_TASK INSTRUCTIONS_
Reading the listing below, count the lines that contain the word "true" and give that count alone.

Stored data

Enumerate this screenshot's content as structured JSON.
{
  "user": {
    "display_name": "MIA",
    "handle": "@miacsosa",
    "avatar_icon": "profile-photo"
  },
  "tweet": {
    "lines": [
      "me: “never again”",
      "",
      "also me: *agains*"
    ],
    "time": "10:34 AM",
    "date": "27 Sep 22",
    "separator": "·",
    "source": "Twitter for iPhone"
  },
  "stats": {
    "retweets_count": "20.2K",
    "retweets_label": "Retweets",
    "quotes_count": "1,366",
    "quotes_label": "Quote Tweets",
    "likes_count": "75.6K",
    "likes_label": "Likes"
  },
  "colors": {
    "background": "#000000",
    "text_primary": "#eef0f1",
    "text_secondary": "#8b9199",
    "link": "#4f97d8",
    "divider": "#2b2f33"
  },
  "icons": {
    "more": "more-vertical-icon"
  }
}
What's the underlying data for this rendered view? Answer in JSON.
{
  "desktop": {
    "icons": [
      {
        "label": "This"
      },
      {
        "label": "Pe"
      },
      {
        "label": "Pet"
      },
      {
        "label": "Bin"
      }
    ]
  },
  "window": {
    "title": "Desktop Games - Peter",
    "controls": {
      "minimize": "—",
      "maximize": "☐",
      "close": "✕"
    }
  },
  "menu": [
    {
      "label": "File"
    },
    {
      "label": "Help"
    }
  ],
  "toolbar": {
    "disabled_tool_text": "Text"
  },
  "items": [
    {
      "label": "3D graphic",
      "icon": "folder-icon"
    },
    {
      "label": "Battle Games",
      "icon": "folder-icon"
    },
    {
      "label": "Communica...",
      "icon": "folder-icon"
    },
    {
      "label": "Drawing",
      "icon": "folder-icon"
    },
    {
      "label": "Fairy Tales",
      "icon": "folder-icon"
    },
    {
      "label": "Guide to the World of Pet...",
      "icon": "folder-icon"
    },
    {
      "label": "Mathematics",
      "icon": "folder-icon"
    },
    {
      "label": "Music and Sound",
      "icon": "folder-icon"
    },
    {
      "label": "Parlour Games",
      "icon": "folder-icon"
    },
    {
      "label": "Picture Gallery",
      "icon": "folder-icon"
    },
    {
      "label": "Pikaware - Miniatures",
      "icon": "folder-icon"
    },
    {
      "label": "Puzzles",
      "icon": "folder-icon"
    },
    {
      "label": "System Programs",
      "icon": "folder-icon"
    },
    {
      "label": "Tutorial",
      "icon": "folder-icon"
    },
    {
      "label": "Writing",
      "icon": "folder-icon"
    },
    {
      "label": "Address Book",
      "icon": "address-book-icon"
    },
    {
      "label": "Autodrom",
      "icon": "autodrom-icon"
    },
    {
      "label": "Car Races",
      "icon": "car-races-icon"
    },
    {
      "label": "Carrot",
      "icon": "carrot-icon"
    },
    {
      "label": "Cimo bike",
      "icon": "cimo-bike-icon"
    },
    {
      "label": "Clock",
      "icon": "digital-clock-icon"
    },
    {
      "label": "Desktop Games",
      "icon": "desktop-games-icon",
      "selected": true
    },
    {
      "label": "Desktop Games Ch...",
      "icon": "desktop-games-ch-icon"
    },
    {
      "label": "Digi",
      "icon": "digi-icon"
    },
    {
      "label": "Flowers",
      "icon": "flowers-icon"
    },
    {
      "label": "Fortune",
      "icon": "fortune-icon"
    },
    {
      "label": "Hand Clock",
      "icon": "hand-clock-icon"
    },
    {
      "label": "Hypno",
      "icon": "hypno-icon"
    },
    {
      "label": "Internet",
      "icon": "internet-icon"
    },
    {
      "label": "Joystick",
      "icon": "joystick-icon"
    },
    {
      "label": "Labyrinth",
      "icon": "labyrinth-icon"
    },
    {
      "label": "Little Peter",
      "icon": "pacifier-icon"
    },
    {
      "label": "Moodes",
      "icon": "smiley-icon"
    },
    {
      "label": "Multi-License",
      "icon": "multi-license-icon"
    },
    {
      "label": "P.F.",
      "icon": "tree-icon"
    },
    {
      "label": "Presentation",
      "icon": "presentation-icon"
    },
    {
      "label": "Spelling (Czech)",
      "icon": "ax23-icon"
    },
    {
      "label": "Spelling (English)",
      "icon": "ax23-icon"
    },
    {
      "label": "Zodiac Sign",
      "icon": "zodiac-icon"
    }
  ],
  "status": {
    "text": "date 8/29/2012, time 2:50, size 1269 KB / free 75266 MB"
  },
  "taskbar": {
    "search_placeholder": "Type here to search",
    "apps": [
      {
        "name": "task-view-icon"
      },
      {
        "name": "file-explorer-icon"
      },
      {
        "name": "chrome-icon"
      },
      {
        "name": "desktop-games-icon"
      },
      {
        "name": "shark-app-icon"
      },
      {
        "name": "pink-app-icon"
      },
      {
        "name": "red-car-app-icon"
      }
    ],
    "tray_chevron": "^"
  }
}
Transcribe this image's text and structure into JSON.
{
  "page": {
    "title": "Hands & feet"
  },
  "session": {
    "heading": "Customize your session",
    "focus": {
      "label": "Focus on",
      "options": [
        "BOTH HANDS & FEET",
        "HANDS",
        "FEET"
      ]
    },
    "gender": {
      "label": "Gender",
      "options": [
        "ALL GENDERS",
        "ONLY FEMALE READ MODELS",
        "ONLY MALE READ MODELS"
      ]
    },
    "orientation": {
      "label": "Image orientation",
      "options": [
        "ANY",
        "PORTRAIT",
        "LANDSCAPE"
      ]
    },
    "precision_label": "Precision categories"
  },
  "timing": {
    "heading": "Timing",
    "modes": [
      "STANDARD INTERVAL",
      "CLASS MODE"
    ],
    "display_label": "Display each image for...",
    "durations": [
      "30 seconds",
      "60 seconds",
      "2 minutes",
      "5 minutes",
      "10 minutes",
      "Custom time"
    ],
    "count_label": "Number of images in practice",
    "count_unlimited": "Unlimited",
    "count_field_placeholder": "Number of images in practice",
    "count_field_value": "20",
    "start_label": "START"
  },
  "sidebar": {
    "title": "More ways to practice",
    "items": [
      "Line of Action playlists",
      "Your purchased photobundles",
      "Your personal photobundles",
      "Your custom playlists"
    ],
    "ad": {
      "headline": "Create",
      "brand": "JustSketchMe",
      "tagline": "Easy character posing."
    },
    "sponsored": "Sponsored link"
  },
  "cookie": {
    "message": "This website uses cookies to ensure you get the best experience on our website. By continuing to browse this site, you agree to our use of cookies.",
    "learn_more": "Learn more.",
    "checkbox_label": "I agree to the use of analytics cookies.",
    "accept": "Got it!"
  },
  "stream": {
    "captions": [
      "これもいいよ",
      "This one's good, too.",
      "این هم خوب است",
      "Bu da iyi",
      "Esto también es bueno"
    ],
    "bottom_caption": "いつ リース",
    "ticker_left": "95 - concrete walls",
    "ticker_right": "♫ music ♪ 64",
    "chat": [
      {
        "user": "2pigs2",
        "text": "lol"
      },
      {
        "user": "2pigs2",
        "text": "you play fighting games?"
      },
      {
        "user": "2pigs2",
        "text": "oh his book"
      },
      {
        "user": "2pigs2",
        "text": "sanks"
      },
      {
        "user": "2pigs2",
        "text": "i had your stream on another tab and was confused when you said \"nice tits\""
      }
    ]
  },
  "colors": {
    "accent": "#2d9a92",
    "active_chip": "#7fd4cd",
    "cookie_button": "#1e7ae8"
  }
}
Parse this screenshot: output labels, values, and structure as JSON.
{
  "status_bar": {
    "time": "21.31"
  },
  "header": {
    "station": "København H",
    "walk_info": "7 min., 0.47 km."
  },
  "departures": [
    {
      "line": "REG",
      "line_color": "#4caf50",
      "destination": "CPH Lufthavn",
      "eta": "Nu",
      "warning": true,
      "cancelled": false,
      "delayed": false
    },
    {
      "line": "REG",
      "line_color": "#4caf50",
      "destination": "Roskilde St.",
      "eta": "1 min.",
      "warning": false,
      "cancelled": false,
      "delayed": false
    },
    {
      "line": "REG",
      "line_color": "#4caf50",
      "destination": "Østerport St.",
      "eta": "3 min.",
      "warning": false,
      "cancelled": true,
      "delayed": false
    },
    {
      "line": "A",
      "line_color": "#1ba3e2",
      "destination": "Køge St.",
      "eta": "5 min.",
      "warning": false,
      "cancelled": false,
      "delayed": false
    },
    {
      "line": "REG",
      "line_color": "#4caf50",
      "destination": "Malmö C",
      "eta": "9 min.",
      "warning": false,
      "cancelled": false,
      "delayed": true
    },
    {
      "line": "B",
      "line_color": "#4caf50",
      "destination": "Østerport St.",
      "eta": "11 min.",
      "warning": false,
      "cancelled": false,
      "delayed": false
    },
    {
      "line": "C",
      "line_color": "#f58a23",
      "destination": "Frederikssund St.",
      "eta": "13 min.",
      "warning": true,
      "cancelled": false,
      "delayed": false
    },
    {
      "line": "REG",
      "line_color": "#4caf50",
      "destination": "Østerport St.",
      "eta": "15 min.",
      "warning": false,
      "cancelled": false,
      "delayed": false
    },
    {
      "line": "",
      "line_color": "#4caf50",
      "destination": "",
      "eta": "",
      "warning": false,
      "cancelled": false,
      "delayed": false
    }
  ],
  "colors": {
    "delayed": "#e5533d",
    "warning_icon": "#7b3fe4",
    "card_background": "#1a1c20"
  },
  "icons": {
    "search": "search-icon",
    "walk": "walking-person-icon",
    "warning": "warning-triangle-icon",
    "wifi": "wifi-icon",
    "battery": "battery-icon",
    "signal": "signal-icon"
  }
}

_TASK RESPONSE_
5